Work task: Across the entries below, how many lines contain the string "Coprococcus"? Give only the count.

Dataset rows about figures:
___

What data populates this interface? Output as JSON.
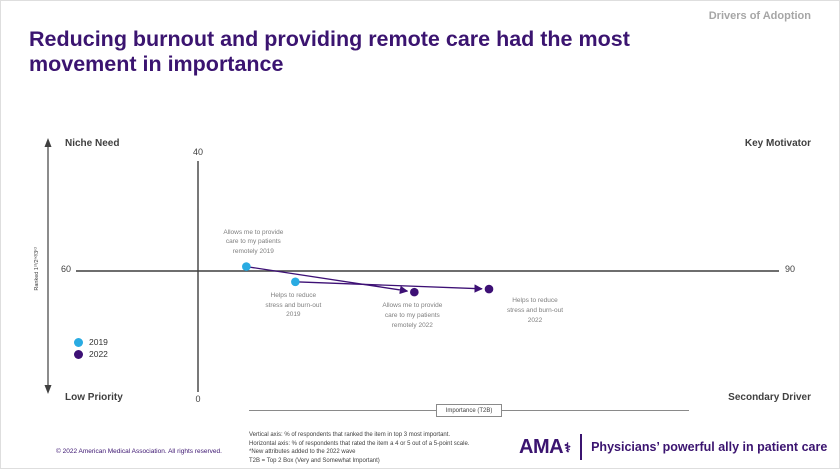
{
  "header": {
    "kicker": "Drivers of Adoption",
    "title": "Reducing burnout and providing remote care had the most movement in importance"
  },
  "chart_data": {
    "type": "scatter",
    "x_axis": {
      "label": "Importance (T2B)",
      "min": 60,
      "max": 90
    },
    "y_axis": {
      "label": "Ranked 1ˢᵗ/2ⁿᵈ/3ʳᵈ",
      "min": 0,
      "max": 40
    },
    "ticks": {
      "top": "40",
      "bottom": "0",
      "left": "60",
      "right": "90"
    },
    "quadrants": {
      "top_left": "Niche Need",
      "top_right": "Key Motivator",
      "bottom_left": "Low Priority",
      "bottom_right": "Secondary Driver"
    },
    "series": [
      {
        "name": "2019",
        "color": "#29abe2"
      },
      {
        "name": "2022",
        "color": "#3d1075"
      }
    ],
    "points": [
      {
        "series": "2019",
        "x": 67.3,
        "y": 21.3,
        "label_lines": [
          "Allows me to provide",
          "care to my patients",
          "remotely 2019"
        ],
        "label_pos": "above"
      },
      {
        "series": "2019",
        "x": 69.4,
        "y": 18.8,
        "label_lines": [
          "Helps to reduce",
          "stress and burn-out",
          "2019"
        ],
        "label_pos": "below"
      },
      {
        "series": "2022",
        "x": 74.5,
        "y": 17.1,
        "label_lines": [
          "Allows me to provide",
          "care to my patients",
          "remotely 2022"
        ],
        "label_pos": "below"
      },
      {
        "series": "2022",
        "x": 77.7,
        "y": 17.6,
        "label_lines": [
          "Helps to reduce",
          "stress and burn-out",
          "2022"
        ],
        "label_pos": "below-right"
      }
    ],
    "arrows": [
      {
        "from": 0,
        "to": 2
      },
      {
        "from": 1,
        "to": 3
      }
    ],
    "arrow_color": "#3d1075"
  },
  "legend": {
    "items": [
      {
        "label": "2019",
        "color": "#29abe2"
      },
      {
        "label": "2022",
        "color": "#3d1075"
      }
    ]
  },
  "footnotes": [
    "Vertical axis: % of respondents that ranked the item in top 3 most important.",
    "Horizontal axis: % of respondents that rated the item a 4 or 5 out of a 5-point scale.",
    "*New attributes added to the 2022 wave",
    "T2B = Top 2 Box (Very and Somewhat Important)"
  ],
  "footer": {
    "copyright": "© 2022 American Medical Association. All rights reserved."
  },
  "brand": {
    "name": "AMA",
    "tagline": "Physicians’ powerful ally in patient care"
  },
  "colors": {
    "title_purple": "#3b1470",
    "kicker_gray": "#a6a6a6",
    "axis_gray": "#404040",
    "point_label_gray": "#7f7f7f"
  }
}
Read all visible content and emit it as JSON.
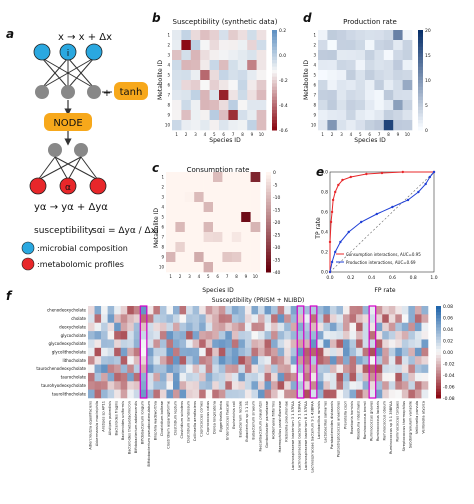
{
  "figure": {
    "panels": {
      "a": {
        "label": "a",
        "equation_top": "x → x + Δx",
        "node_i": "i",
        "tanh_label": "tanh",
        "node_label": "NODE",
        "node_alpha": "α",
        "equation_bottom": "yα → yα + Δyα",
        "susceptibility_label": "susceptibility",
        "susceptibility_formula": "sαi = Δyα / Δxi",
        "legend": [
          {
            "label": ":microbial composition",
            "color": "#2aa8e0"
          },
          {
            "label": ":metabolomic profiles",
            "color": "#e8272a"
          }
        ]
      },
      "b": {
        "label": "b",
        "title": "Susceptibility (synthetic data)",
        "xlabel": "Species ID",
        "ylabel": "Metabolite ID",
        "colorbar_ticks": [
          "0.2",
          "0.0",
          "-0.2",
          "-0.4",
          "-0.6"
        ]
      },
      "c": {
        "label": "c",
        "title": "Consumption rate",
        "xlabel": "Species ID",
        "ylabel": "Metabolite ID",
        "colorbar_ticks": [
          "0",
          "-5",
          "-10",
          "-15",
          "-20",
          "-25",
          "-30",
          "-35",
          "-40"
        ]
      },
      "d": {
        "label": "d",
        "title": "Production rate",
        "xlabel": "Species ID",
        "ylabel": "Metabolite ID",
        "colorbar_ticks": [
          "20",
          "15",
          "10",
          "5",
          "0"
        ]
      },
      "e": {
        "label": "e",
        "xlabel": "FP rate",
        "ylabel": "TP rate",
        "xticks": [
          "0.0",
          "0.2",
          "0.4",
          "0.6",
          "0.8",
          "1.0"
        ],
        "yticks": [
          "0.0",
          "0.2",
          "0.4",
          "0.6",
          "0.8",
          "1.0"
        ],
        "legend": [
          {
            "label": "Consumption interactions, AUC=0.95",
            "color": "#e8272a"
          },
          {
            "label": "Production interactions, AUC=0.69",
            "color": "#1f3fd6"
          }
        ]
      },
      "f": {
        "label": "f",
        "title": "Susceptibility (PRISM + NLIBD)",
        "metabolites": [
          "chenodeoxycholate",
          "cholate",
          "deoxycholate",
          "glycocholate",
          "glycodeoxycholate",
          "glycolithocholate",
          "lithocholate",
          "taurochenodeoxycholate",
          "taurocholate",
          "taurohyodeoxycholate",
          "taurolithocholate"
        ],
        "colorbar_ticks": [
          "0.08",
          "0.06",
          "0.04",
          "0.02",
          "0.00",
          "-0.02",
          "-0.04",
          "-0.06",
          "-0.08"
        ],
        "species": [
          "Adlercreutzia equolifaciens",
          "Akkermansia muciniphila",
          "Alistipes sp AP11",
          "Alistipes putredinis",
          "Bacteroides fragilis",
          "Bacteroides uniformis",
          "Bacteroides thetaiotaomicron",
          "Bifidobacterium adolescentis",
          "Bifidobacterium longum",
          "Bifidobacterium pseudocatenulatum",
          "Bilophila wadsworthia",
          "Clostridium bolteae",
          "Clostridium asparagiforme",
          "Clostridium leptum",
          "Clostridium scindens",
          "Clostridium symbiosum",
          "Collinsella aerofaciens",
          "Coprococcus comes",
          "Coprococcus catus",
          "Dorea longicatena",
          "Eggerthella lenta",
          "Enterococcus faecalis",
          "Escherichia coli",
          "Eubacterium rectale",
          "Eubacterium sp 3 1 31",
          "Eubacterium siraeum",
          "Faecalibacterium prausnitzii",
          "Gordonibacter pamelaeae",
          "Holdemania filiformis",
          "Haemophilus parainfluenzae",
          "Klebsiella pneumoniae",
          "Lachnospiraceae bacterium 3 1 57FAA",
          "Lachnospiraceae bacterium 5 1 63FAA",
          "Lachnospiraceae bacterium 8 1 57FAA",
          "Lachnospiraceae bacterium 9 1 43BFAA",
          "Lactobacillus ruminis",
          "Lactobacillus salivarius",
          "Parabacteroides distasonis",
          "Peptostreptococcus anaerobius",
          "Prevotella copri",
          "Roseburia hominis",
          "Roseburia intestinalis",
          "Ruminococcus bromii",
          "Ruminococcus gnavus",
          "Ruminococcus lactaris",
          "Ruminococcus obeum",
          "Ruminococcus sp 5 1 39BFAA",
          "Ruminococcus torques",
          "Streptococcus thermophilus",
          "Subdoligranulum variabile",
          "Veillonella parvula",
          "Veillonella atypica"
        ],
        "highlighted_species": [
          "Bifidobacterium longum",
          "Lachnospiraceae bacterium 5 1 63FAA",
          "Lachnospiraceae bacterium 9 1 43BFAA",
          "Ruminococcus gnavus"
        ]
      }
    }
  }
}
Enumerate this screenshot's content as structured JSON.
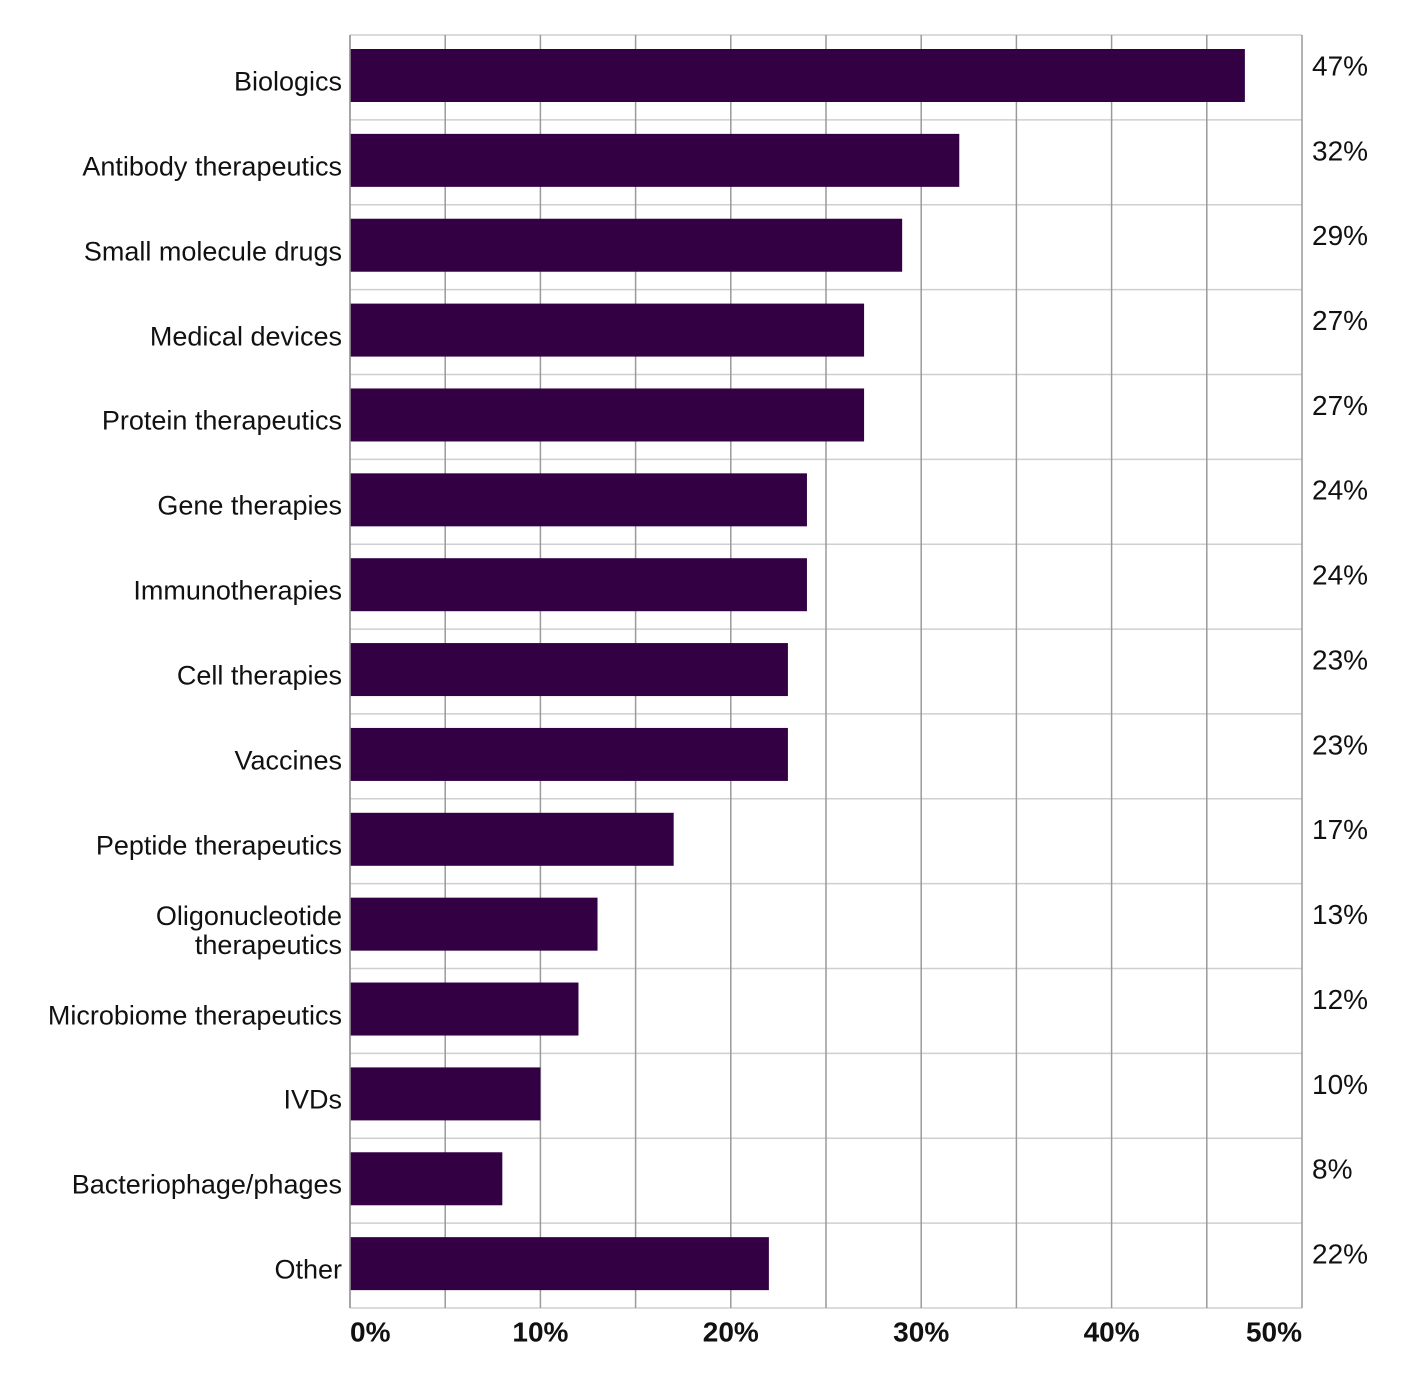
{
  "chart_data": {
    "type": "bar",
    "orientation": "horizontal",
    "categories": [
      "Biologics",
      "Antibody therapeutics",
      "Small molecule drugs",
      "Medical devices",
      "Protein therapeutics",
      "Gene therapies",
      "Immunotherapies",
      "Cell therapies",
      "Vaccines",
      "Peptide therapeutics",
      "Oligonucleotide\ntherapeutics",
      "Microbiome therapeutics",
      "IVDs",
      "Bacteriophage/phages",
      "Other"
    ],
    "values": [
      47,
      32,
      29,
      27,
      27,
      24,
      24,
      23,
      23,
      17,
      13,
      12,
      10,
      8,
      22
    ],
    "value_labels": [
      "47%",
      "32%",
      "29%",
      "27%",
      "27%",
      "24%",
      "24%",
      "23%",
      "23%",
      "17%",
      "13%",
      "12%",
      "10%",
      "8%",
      "22%"
    ],
    "color": "#330044",
    "xlim": [
      0,
      50
    ],
    "xticks": [
      {
        "value": 0,
        "label": "0%"
      },
      {
        "value": 10,
        "label": "10%"
      },
      {
        "value": 20,
        "label": "20%"
      },
      {
        "value": 30,
        "label": "30%"
      },
      {
        "value": 40,
        "label": "40%"
      },
      {
        "value": 50,
        "label": "50%"
      }
    ],
    "minor_xticks": [
      5,
      15,
      25,
      35,
      45
    ],
    "grid": true
  }
}
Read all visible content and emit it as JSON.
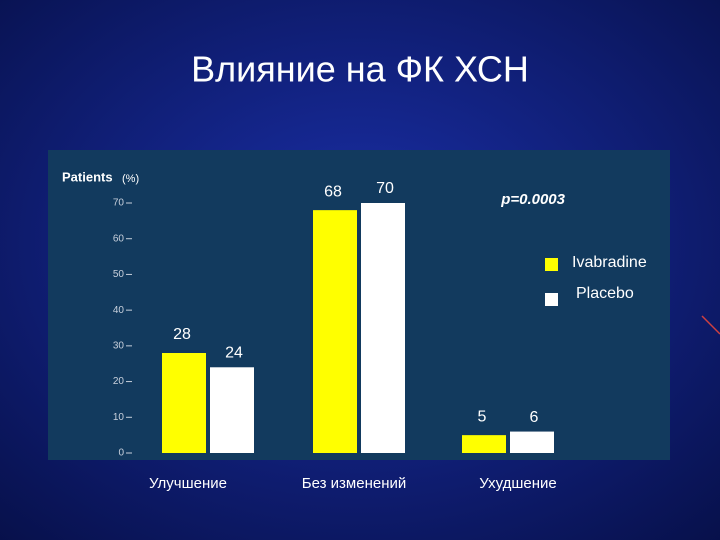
{
  "chart_data": {
    "type": "bar",
    "title": "Влияние на ФК ХСН",
    "y_label": "Patients",
    "y_unit": "(%)",
    "annotation": "p=0.0003",
    "categories": [
      "Улучшение",
      "Без изменений",
      "Ухудшение"
    ],
    "series": [
      {
        "name": "Ivabradine",
        "color": "#ffff00",
        "values": [
          28,
          68,
          5
        ]
      },
      {
        "name": "Placebo",
        "color": "#ffffff",
        "values": [
          24,
          70,
          6
        ]
      }
    ],
    "ylim": [
      0,
      70
    ],
    "yticks": [
      0,
      10,
      20,
      30,
      40,
      50,
      60,
      70
    ]
  }
}
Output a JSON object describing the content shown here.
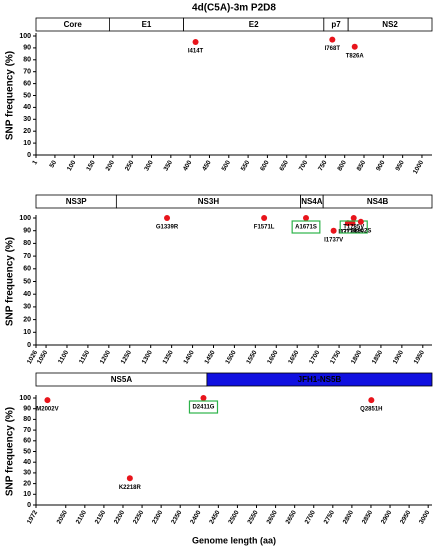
{
  "chart_data": [
    {
      "type": "scatter",
      "title": "4d(C5A)-3m P2D8",
      "color": "#e8141b",
      "ylabel": "SNP frequency (%)",
      "regions": [
        {
          "name": "Core",
          "start": 1,
          "end": 191,
          "color": "#ffffff"
        },
        {
          "name": "E1",
          "start": 191,
          "end": 383,
          "color": "#ffffff"
        },
        {
          "name": "E2",
          "start": 383,
          "end": 746,
          "color": "#ffffff"
        },
        {
          "name": "p7",
          "start": 746,
          "end": 809,
          "color": "#ffffff"
        },
        {
          "name": "NS2",
          "start": 809,
          "end": 1026,
          "color": "#ffffff"
        }
      ],
      "x": [
        414,
        768,
        826
      ],
      "values": [
        95,
        97,
        91
      ],
      "labels": [
        "I414T",
        "I768T",
        "T826A"
      ],
      "highlighted": [
        false,
        false,
        false
      ],
      "xlim": [
        1,
        1026
      ],
      "xticks": [
        1,
        50,
        100,
        150,
        200,
        250,
        300,
        350,
        400,
        450,
        500,
        550,
        600,
        650,
        700,
        750,
        800,
        850,
        900,
        950,
        1000
      ],
      "ylim": [
        0,
        100
      ],
      "yticks": [
        0,
        10,
        20,
        30,
        40,
        50,
        60,
        70,
        80,
        90,
        100
      ]
    },
    {
      "type": "scatter",
      "color": "#e8141b",
      "ylabel": "SNP frequency (%)",
      "regions": [
        {
          "name": "NS3P",
          "start": 1026,
          "end": 1218,
          "color": "#ffffff"
        },
        {
          "name": "NS3H",
          "start": 1218,
          "end": 1658,
          "color": "#ffffff"
        },
        {
          "name": "NS4A",
          "start": 1658,
          "end": 1712,
          "color": "#ffffff"
        },
        {
          "name": "NS4B",
          "start": 1712,
          "end": 1972,
          "color": "#ffffff"
        }
      ],
      "x": [
        1339,
        1571,
        1671,
        1737,
        1771,
        1782,
        1785,
        1802
      ],
      "values": [
        100,
        100,
        100,
        90,
        96,
        96,
        100,
        97
      ],
      "labels": [
        "G1339R",
        "F1571L",
        "A1671S",
        "I1737V",
        "I1771V",
        "G1782S",
        "T1785V",
        "T1802S"
      ],
      "highlighted": [
        false,
        false,
        true,
        false,
        false,
        false,
        true,
        false
      ],
      "xlim": [
        1026,
        1972
      ],
      "xticks": [
        1026,
        1050,
        1100,
        1150,
        1200,
        1250,
        1300,
        1350,
        1400,
        1450,
        1500,
        1550,
        1600,
        1650,
        1700,
        1750,
        1800,
        1850,
        1900,
        1950
      ],
      "ylim": [
        0,
        100
      ],
      "yticks": [
        0,
        10,
        20,
        30,
        40,
        50,
        60,
        70,
        80,
        90,
        100
      ]
    },
    {
      "type": "scatter",
      "color": "#e8141b",
      "ylabel": "SNP frequency (%)",
      "xlabel": "Genome length (aa)",
      "regions": [
        {
          "name": "NS5A",
          "start": 1972,
          "end": 2420,
          "color": "#ffffff"
        },
        {
          "name": "JFH1-NS5B",
          "start": 2420,
          "end": 3010,
          "color": "#1010e0"
        }
      ],
      "x": [
        2002,
        2218,
        2411,
        2851
      ],
      "values": [
        98,
        25,
        100,
        98
      ],
      "labels": [
        "M2002V",
        "K2218R",
        "D2411G",
        "Q2851H"
      ],
      "highlighted": [
        false,
        false,
        true,
        false
      ],
      "xlim": [
        1972,
        3010
      ],
      "xticks": [
        1972,
        2050,
        2100,
        2150,
        2200,
        2250,
        2300,
        2350,
        2400,
        2450,
        2500,
        2550,
        2600,
        2650,
        2700,
        2750,
        2800,
        2850,
        2900,
        2950,
        3000
      ],
      "ylim": [
        0,
        100
      ],
      "yticks": [
        0,
        10,
        20,
        30,
        40,
        50,
        60,
        70,
        80,
        90,
        100
      ]
    }
  ]
}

___

Task solution: 2